→ Exercise brief: Across the entries below, count the lines in which the word "Hipótesis" occurs. Reply with the count alone.

→ Stored rows:
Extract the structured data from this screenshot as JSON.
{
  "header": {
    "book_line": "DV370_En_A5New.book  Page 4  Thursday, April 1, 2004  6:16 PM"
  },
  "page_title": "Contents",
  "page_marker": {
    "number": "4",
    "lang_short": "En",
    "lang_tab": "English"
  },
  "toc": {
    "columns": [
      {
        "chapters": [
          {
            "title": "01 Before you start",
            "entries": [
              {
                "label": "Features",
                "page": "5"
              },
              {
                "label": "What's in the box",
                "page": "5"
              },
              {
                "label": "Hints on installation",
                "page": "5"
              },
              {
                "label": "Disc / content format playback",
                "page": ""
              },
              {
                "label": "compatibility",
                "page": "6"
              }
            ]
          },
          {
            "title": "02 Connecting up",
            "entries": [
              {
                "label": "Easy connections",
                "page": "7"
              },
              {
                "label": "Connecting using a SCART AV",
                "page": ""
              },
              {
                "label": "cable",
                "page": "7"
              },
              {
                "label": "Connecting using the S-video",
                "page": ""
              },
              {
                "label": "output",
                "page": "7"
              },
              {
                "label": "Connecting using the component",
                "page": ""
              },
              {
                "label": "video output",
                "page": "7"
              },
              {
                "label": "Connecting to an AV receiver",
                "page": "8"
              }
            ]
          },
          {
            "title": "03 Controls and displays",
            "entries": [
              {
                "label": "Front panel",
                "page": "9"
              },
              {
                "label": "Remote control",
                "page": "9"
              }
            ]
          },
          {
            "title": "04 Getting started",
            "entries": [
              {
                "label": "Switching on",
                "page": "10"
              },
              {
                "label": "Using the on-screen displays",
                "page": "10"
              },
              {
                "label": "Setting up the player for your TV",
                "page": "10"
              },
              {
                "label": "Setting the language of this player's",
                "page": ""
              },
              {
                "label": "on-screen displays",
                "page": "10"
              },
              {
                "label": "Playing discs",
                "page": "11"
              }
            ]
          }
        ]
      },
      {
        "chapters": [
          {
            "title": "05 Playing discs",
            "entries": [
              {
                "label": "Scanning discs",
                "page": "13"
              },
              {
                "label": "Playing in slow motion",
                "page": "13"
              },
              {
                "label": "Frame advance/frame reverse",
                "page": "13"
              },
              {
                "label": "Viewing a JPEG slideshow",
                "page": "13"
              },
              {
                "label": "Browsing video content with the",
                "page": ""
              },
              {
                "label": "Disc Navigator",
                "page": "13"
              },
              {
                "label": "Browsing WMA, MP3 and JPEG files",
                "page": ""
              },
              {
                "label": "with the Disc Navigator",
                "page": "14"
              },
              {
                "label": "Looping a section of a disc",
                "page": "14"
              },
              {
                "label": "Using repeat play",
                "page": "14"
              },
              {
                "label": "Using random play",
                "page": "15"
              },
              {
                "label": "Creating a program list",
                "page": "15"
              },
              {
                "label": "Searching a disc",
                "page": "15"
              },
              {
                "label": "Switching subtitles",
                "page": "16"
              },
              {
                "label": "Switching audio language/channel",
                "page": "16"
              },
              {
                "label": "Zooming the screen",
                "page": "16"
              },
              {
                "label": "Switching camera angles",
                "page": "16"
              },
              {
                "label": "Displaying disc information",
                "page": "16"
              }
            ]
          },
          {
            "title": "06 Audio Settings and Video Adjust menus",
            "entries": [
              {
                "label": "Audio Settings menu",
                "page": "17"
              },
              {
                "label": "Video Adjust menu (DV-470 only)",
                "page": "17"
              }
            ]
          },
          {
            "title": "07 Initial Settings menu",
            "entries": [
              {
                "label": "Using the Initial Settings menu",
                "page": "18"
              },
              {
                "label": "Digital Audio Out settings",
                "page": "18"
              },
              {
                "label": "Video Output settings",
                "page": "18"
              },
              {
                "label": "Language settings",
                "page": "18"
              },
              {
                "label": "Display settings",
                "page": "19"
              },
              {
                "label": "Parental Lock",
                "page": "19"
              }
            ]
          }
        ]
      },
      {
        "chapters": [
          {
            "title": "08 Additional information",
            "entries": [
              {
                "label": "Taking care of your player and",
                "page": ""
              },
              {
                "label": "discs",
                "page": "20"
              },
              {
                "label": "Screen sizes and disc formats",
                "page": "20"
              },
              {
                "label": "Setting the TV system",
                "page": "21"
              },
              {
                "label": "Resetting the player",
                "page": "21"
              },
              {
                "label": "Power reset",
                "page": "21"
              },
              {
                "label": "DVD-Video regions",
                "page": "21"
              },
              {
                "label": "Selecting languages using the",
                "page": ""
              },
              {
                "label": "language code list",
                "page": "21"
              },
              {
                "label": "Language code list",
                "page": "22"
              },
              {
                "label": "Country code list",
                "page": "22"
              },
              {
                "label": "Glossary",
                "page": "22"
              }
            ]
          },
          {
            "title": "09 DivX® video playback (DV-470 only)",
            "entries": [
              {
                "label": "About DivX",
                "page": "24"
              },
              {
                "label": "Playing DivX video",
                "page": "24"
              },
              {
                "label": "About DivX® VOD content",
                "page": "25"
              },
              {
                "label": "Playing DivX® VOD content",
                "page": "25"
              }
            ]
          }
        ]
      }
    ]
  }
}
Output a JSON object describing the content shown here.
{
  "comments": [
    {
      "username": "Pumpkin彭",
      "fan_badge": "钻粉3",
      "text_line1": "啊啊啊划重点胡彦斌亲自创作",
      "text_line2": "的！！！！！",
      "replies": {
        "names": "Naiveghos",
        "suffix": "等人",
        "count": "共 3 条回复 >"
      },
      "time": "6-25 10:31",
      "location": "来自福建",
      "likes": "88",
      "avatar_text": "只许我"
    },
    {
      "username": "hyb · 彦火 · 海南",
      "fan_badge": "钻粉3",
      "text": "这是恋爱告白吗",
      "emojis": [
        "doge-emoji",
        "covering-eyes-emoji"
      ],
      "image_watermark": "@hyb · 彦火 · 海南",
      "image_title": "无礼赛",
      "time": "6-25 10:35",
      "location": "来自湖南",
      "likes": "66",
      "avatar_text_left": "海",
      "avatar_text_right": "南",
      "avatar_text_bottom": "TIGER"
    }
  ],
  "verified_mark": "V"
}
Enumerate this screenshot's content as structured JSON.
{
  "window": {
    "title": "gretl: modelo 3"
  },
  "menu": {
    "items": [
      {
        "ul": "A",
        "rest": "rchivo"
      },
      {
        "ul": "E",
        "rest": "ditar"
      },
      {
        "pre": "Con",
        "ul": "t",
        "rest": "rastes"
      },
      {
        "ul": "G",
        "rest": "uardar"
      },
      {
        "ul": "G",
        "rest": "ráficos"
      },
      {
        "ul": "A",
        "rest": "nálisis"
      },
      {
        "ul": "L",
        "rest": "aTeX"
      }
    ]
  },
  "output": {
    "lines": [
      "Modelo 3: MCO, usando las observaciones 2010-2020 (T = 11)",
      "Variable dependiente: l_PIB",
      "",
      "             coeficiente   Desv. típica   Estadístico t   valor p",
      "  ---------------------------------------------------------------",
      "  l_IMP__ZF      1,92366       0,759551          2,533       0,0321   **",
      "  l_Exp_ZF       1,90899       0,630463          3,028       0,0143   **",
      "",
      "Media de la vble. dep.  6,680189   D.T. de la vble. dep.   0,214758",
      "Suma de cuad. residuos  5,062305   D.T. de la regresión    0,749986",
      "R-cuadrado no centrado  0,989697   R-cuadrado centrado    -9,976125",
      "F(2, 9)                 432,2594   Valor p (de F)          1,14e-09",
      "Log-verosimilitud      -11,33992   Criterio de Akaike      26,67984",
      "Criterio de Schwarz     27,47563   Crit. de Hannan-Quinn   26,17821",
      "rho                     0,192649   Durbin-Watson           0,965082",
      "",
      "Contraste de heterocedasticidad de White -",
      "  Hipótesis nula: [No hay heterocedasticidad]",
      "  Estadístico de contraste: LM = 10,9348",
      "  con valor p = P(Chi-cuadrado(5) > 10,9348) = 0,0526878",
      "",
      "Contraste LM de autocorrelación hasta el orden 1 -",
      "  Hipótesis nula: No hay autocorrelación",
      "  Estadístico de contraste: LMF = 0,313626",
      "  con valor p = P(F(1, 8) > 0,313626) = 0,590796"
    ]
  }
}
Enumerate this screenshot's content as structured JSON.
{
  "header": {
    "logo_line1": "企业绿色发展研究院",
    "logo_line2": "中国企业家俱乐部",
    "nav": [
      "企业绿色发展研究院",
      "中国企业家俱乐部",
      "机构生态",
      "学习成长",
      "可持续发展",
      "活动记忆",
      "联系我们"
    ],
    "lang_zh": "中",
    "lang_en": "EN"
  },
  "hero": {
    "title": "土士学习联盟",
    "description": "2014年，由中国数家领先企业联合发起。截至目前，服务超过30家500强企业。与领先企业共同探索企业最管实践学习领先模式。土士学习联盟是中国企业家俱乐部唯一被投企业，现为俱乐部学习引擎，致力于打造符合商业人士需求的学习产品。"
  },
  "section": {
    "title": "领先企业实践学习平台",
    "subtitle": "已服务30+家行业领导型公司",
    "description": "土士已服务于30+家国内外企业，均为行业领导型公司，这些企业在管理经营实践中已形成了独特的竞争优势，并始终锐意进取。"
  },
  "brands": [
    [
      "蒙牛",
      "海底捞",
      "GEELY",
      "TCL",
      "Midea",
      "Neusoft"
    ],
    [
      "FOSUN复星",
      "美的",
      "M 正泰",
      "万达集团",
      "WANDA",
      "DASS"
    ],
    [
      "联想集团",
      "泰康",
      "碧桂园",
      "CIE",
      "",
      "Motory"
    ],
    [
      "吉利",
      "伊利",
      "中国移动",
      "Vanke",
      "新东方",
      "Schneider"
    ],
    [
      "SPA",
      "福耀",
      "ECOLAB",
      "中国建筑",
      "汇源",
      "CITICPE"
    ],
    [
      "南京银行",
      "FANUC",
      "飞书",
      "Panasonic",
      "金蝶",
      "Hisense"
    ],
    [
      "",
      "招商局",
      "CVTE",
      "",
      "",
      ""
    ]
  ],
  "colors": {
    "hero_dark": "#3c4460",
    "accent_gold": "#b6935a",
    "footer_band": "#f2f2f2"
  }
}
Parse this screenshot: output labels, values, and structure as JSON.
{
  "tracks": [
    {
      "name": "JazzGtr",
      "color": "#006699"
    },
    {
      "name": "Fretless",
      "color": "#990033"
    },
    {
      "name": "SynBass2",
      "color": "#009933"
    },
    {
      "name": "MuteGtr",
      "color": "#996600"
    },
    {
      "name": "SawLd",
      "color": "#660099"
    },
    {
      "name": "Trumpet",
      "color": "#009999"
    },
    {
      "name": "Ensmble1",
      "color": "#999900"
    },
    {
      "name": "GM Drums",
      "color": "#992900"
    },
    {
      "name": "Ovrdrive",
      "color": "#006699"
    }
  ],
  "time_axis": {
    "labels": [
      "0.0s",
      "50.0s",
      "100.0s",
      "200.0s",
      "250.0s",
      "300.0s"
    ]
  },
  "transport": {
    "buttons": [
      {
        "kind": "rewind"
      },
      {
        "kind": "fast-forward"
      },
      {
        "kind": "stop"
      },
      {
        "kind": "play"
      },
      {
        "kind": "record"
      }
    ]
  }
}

→ Exercise response: 2